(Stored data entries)
** start **
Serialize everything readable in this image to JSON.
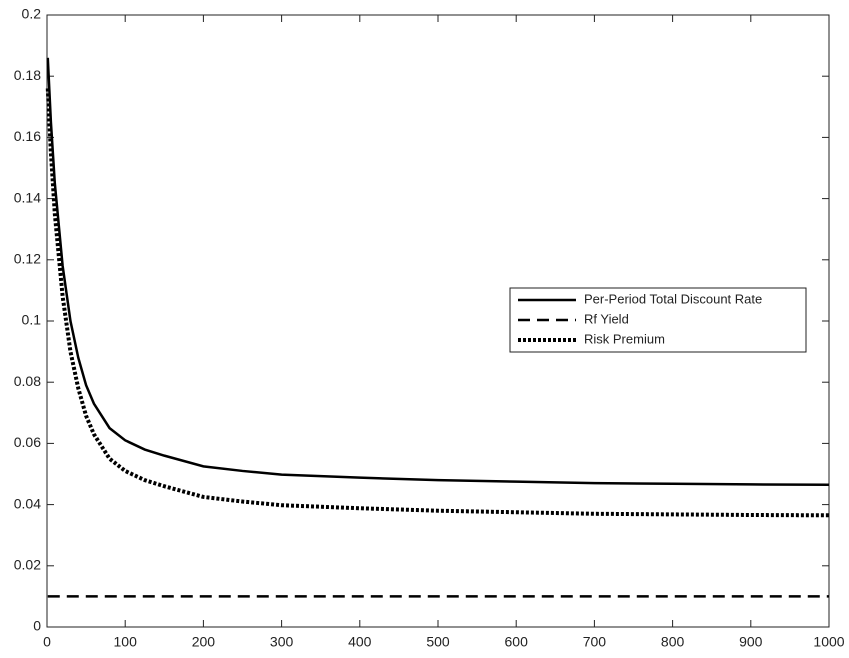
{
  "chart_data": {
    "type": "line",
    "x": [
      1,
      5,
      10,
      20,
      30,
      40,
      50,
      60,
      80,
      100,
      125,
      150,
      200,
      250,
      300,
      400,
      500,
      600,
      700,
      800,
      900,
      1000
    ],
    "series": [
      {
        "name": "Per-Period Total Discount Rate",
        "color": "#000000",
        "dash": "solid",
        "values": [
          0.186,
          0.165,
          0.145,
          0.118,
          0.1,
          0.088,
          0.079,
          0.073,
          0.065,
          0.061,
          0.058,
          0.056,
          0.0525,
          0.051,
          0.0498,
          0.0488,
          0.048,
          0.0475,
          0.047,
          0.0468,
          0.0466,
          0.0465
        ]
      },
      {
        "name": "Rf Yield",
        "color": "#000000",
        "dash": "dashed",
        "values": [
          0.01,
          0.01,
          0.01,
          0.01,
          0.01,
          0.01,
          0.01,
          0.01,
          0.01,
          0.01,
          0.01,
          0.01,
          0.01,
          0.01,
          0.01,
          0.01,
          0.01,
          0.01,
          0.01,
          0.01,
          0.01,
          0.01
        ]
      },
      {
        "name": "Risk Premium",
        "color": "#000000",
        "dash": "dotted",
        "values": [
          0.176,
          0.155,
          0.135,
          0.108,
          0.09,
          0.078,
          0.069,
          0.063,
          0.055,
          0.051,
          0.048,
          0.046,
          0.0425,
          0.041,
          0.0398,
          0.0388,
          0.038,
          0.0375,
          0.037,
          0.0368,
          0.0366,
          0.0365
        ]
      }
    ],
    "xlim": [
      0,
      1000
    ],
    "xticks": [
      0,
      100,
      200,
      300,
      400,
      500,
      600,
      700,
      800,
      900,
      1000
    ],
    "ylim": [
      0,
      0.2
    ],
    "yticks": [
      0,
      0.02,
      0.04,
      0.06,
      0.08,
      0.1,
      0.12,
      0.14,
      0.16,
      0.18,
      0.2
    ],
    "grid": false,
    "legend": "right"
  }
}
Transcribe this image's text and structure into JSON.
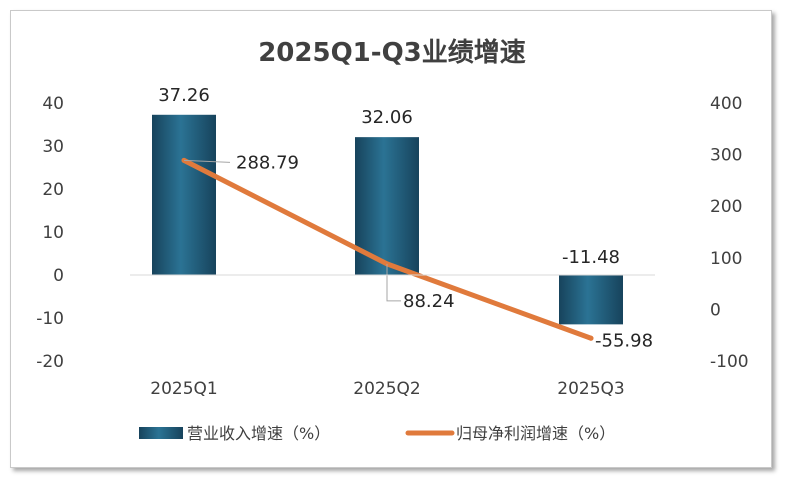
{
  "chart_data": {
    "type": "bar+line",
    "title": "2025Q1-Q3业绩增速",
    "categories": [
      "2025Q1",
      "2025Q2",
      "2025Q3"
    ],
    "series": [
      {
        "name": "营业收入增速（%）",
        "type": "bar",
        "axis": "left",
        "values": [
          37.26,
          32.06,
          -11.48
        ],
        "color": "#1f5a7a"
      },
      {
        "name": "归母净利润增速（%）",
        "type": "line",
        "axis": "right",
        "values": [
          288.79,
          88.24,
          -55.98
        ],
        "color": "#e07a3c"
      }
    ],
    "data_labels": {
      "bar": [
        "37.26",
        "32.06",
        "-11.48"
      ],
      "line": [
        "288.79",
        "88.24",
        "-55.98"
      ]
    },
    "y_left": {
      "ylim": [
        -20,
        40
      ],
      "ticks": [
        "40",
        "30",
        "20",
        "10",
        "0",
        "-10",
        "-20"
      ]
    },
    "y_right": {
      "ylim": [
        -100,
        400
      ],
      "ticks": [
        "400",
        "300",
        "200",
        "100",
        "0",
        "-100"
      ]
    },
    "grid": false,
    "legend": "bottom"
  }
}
** end **
** start **
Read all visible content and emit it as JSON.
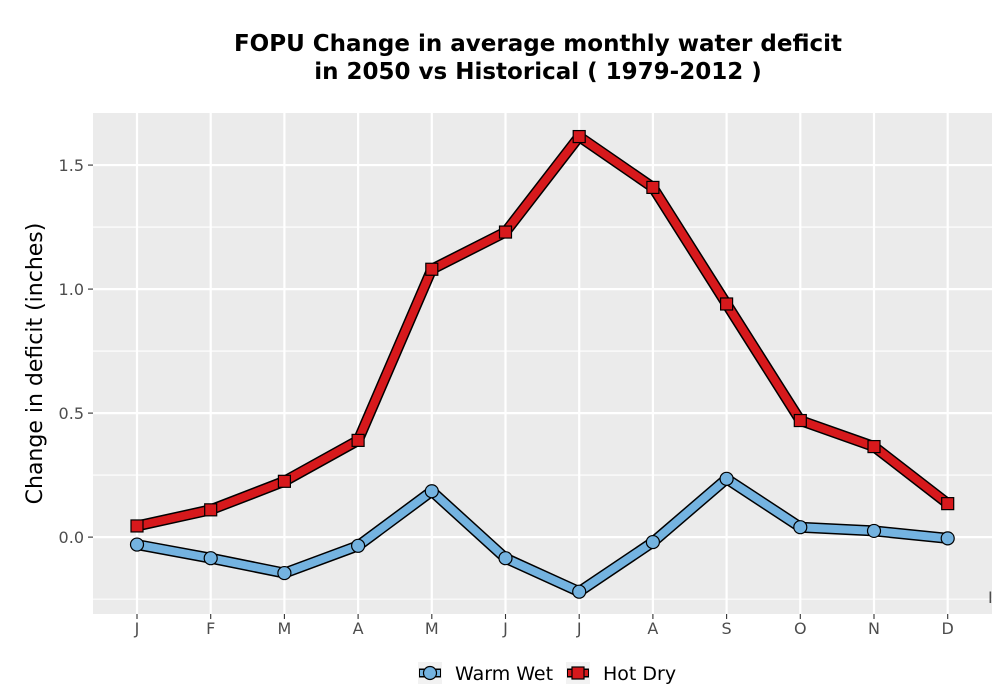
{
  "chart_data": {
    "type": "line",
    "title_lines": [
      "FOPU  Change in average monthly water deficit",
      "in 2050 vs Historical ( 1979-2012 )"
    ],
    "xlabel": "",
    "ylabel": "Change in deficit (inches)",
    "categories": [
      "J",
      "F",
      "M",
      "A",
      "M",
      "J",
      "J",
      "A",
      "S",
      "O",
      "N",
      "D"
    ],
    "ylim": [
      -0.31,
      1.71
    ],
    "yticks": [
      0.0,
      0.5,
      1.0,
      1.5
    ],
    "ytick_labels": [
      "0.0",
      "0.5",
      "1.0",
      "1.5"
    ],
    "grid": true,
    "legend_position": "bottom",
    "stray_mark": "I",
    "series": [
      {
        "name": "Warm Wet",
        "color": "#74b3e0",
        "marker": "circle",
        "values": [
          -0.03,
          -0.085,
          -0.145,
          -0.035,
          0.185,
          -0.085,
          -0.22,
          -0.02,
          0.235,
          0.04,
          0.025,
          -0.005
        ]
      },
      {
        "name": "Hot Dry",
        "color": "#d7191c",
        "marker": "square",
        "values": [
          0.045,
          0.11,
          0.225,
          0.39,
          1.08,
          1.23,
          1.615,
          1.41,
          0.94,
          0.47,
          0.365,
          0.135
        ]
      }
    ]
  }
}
** end **
_EXERCISE_
Lines holding the word "JSON" in the entries above are the ones to pull out. Copy them all.

_TASK ANSWER_
Serialize everything readable in this image to JSON.
Transcribe this image's text and structure into JSON.
Read all visible content and emit it as JSON.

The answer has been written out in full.